▸ Aim of the task
Repeat each record exactly. Any picture gets left out.
# START OF Exercise input
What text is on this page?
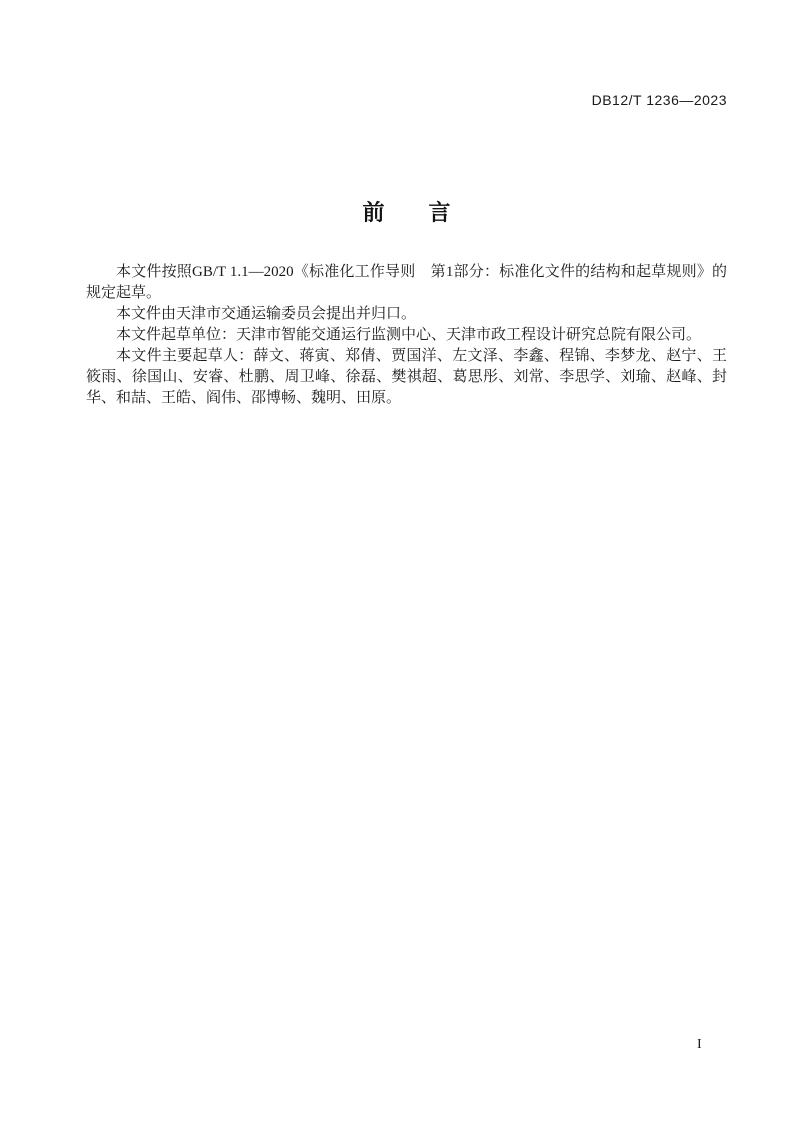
DB12/T 1236—2023
前　　言

本文件按照GB/T 1.1—2020《标准化工作导则　第1部分：标准化文件的结构和起草规则》的规定起草。

本文件由天津市交通运输委员会提出并归口。

本文件起草单位：天津市智能交通运行监测中心、天津市政工程设计研究总院有限公司。

本文件主要起草人：薛文、蒋寅、郑倩、贾国洋、左文泽、李鑫、程锦、李梦龙、赵宁、王筱雨、徐国山、安睿、杜鹏、周卫峰、徐磊、樊祺超、葛思彤、刘常、李思学、刘瑜、赵峰、封华、和喆、王皓、阎伟、邵博畅、魏明、田原。

I
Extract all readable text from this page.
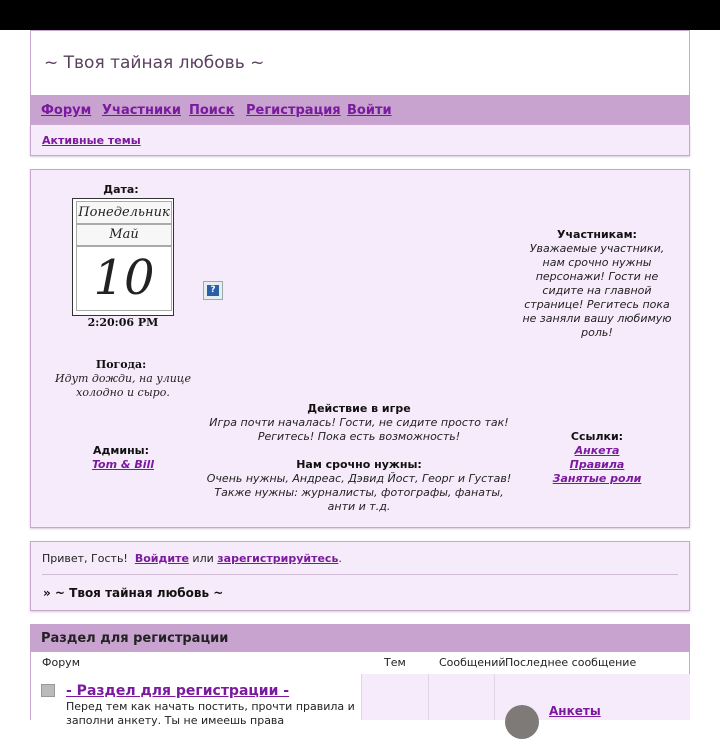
~ Твоя тайная любовь ~
Форум Участники Поиск Регистрация Войти
Активные темы
Дата:
Понедельник
Май
10
2:20:06 PM
?
Погода:
Идут дожди, на улице
холодно и сыро.
Админы:
Tom & Bill
Действие в игре
Игра почти началась! Гости, не сидите просто так!
Регитесь! Пока есть возможность!
Нам срочно нужны:
Очень нужны, Андреас, Дэвид Йост, Георг и Густав!
Также нужны: журналисты, фотографы, фанаты,
анти и т.д.
Участникам:
Уважаемые участники,
нам срочно нужны
персонажи! Гости не
сидите на главной
странице! Регитесь пока
не заняли вашу любимую
роль!
Ссылки:
Анкета
Правила
Занятые роли
Привет, Гость! Войдите или зарегистрируйтесь.
» ~ Твоя тайная любовь ~
Раздел для регистрации
Форум	Тем	Сообщений Последнее сообщение
- Раздел для регистрации -
Перед тем как начать постить, прочти правила и заполни анкету. Ты не имеешь права
Анкеты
# END OF Exercise input
▸ Finished answer
What text is on this page?
DB12/T 1236—2023
前　　言

本文件按照GB/T 1.1—2020《标准化工作导则　第1部分：标准化文件的结构和起草规则》的规定起草。

本文件由天津市交通运输委员会提出并归口。

本文件起草单位：天津市智能交通运行监测中心、天津市政工程设计研究总院有限公司。

本文件主要起草人：薛文、蒋寅、郑倩、贾国洋、左文泽、李鑫、程锦、李梦龙、赵宁、王筱雨、徐国山、安睿、杜鹏、周卫峰、徐磊、樊祺超、葛思彤、刘常、李思学、刘瑜、赵峰、封华、和喆、王皓、阎伟、邵博畅、魏明、田原。

I
Extract all readable text from this page.
~ Твоя тайная любовь ~
Форум Участники Поиск Регистрация Войти
Активные темы
Дата:
Понедельник
Май
10
2:20:06 PM
?
Погода:
Идут дожди, на улице
холодно и сыро.
Админы:
Tom & Bill
Действие в игре
Игра почти началась! Гости, не сидите просто так!
Регитесь! Пока есть возможность!
Нам срочно нужны:
Очень нужны, Андреас, Дэвид Йост, Георг и Густав!
Также нужны: журналисты, фотографы, фанаты,
анти и т.д.
Участникам:
Уважаемые участники,
нам срочно нужны
персонажи! Гости не
сидите на главной
странице! Регитесь пока
не заняли вашу любимую
роль!
Ссылки:
Анкета
Правила
Занятые роли
Привет, Гость! Войдите или зарегистрируйтесь.
» ~ Твоя тайная любовь ~
Раздел для регистрации
Форум	Тем	Сообщений Последнее сообщение
- Раздел для регистрации -
Перед тем как начать постить, прочти правила и заполни анкету. Ты не имеешь права
Анкеты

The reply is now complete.